Dataset listings of figures:
────────────────────────────────────────

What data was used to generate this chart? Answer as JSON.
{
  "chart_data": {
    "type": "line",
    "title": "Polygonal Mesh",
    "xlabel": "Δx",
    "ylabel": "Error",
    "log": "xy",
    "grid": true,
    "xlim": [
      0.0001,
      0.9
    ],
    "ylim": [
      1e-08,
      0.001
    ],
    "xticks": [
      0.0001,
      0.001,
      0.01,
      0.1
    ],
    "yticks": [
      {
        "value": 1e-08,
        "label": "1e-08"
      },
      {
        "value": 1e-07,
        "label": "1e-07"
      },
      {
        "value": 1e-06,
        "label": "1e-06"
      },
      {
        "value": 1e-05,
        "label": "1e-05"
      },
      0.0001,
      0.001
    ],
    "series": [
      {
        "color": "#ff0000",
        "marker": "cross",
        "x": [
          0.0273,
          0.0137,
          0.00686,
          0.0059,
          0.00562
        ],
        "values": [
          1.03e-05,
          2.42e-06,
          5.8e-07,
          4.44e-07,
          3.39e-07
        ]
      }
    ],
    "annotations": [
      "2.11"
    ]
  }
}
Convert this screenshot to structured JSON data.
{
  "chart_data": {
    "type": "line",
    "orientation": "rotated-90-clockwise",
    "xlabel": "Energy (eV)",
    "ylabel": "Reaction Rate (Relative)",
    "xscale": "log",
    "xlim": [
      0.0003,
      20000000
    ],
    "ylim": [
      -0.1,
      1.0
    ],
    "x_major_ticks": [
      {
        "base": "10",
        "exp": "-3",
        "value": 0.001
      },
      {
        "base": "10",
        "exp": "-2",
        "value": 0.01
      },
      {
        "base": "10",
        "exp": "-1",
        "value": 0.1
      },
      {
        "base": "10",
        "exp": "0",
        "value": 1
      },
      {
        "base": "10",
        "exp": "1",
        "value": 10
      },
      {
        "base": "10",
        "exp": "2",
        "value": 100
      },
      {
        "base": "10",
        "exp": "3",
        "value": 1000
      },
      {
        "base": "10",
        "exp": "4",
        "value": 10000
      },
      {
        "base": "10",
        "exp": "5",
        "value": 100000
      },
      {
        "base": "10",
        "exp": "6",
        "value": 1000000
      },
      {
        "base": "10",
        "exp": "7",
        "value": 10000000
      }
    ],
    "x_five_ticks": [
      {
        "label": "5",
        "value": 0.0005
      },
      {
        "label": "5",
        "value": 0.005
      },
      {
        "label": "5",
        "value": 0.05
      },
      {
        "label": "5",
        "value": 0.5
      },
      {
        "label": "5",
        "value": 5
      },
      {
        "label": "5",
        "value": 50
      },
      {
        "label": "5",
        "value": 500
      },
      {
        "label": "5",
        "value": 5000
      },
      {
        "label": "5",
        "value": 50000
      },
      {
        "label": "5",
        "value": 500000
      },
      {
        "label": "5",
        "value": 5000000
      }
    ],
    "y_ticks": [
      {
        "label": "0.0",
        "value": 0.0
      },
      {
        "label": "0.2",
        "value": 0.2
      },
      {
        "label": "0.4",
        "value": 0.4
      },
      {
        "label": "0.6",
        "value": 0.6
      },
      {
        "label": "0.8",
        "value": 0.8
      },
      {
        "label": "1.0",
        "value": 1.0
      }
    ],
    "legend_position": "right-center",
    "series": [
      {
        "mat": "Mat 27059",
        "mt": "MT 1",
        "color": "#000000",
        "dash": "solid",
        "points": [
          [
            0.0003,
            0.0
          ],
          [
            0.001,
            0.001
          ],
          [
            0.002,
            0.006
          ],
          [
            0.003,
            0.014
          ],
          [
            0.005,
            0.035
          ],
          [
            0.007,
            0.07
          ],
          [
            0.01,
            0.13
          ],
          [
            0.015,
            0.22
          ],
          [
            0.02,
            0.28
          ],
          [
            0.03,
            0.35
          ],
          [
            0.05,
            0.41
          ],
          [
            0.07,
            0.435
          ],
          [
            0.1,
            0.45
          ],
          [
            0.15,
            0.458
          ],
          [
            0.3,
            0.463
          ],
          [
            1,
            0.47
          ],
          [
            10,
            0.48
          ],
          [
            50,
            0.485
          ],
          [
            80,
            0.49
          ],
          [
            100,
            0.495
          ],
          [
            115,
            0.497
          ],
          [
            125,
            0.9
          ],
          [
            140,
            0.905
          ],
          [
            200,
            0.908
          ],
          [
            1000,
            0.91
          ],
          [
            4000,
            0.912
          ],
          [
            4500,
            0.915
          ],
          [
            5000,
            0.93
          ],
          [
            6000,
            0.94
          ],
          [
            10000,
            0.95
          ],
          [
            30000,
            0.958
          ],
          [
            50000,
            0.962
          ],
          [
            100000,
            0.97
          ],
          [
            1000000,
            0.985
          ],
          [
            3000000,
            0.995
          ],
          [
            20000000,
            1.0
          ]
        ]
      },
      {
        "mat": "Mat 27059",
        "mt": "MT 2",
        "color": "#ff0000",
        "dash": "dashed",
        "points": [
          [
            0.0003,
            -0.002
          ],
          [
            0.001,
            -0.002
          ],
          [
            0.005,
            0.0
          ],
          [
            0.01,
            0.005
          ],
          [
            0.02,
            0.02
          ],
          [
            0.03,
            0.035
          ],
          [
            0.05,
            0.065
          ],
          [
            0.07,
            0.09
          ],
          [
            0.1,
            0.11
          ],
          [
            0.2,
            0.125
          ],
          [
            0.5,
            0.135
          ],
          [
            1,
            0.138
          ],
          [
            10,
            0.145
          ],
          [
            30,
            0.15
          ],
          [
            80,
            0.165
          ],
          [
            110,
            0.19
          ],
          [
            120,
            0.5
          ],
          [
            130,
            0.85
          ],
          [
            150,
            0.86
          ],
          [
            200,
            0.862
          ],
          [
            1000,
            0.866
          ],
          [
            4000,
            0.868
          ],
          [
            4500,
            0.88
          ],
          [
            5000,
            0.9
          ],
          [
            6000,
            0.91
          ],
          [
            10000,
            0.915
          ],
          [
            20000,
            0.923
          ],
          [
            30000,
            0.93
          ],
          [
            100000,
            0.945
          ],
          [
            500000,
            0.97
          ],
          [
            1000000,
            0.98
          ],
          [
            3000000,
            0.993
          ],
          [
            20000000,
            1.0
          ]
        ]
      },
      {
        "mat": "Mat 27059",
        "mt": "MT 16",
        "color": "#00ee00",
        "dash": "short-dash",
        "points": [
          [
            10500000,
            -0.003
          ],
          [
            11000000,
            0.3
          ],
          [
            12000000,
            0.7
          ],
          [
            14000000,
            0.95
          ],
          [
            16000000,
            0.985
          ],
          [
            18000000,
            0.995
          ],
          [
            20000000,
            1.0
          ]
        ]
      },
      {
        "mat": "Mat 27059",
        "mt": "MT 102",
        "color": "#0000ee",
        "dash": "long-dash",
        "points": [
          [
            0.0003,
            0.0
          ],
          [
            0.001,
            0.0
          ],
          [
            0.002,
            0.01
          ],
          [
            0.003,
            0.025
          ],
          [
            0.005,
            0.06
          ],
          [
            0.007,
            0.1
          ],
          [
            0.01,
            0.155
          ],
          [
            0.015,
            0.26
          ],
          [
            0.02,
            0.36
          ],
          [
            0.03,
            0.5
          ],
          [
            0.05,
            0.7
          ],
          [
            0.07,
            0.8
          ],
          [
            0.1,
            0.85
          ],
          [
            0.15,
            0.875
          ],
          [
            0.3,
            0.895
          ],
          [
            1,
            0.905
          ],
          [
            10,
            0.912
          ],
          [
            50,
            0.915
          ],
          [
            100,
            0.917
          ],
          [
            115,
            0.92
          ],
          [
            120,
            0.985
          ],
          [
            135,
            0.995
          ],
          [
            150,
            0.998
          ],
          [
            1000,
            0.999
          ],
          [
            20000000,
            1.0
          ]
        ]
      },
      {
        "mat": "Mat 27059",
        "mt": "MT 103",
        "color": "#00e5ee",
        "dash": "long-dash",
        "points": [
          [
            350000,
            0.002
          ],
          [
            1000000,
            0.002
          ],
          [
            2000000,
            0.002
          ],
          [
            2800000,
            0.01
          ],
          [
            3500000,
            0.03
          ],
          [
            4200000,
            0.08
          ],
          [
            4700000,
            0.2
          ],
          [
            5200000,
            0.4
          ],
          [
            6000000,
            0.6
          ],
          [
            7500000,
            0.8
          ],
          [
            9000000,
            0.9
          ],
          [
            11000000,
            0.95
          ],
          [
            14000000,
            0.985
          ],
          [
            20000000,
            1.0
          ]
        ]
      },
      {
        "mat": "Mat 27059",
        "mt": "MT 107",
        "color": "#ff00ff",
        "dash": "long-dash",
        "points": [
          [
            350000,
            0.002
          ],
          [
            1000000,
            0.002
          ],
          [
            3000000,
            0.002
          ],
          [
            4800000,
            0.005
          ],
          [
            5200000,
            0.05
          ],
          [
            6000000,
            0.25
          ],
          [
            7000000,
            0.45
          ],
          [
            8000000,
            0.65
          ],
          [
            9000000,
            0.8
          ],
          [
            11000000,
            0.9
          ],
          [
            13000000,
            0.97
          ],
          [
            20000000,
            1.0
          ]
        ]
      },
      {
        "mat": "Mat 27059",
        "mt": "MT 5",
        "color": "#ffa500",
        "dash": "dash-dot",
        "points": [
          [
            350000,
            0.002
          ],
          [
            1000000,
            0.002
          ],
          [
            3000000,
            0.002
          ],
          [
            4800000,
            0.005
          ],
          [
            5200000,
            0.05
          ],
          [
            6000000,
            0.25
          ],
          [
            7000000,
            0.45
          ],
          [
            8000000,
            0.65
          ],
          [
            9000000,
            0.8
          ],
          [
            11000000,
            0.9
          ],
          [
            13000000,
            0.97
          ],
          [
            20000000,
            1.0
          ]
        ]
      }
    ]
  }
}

────────────────────────────────────────

[What to work on] Select every line of the records holding the string "color".

[Output for this task]
        "color": "#ff0000",
        "color": "#000000",
        "color": "#ff0000",
        "color": "#00ee00",
        "color": "#0000ee",
        "color": "#00e5ee",
        "color": "#ff00ff",
        "color": "#ffa500",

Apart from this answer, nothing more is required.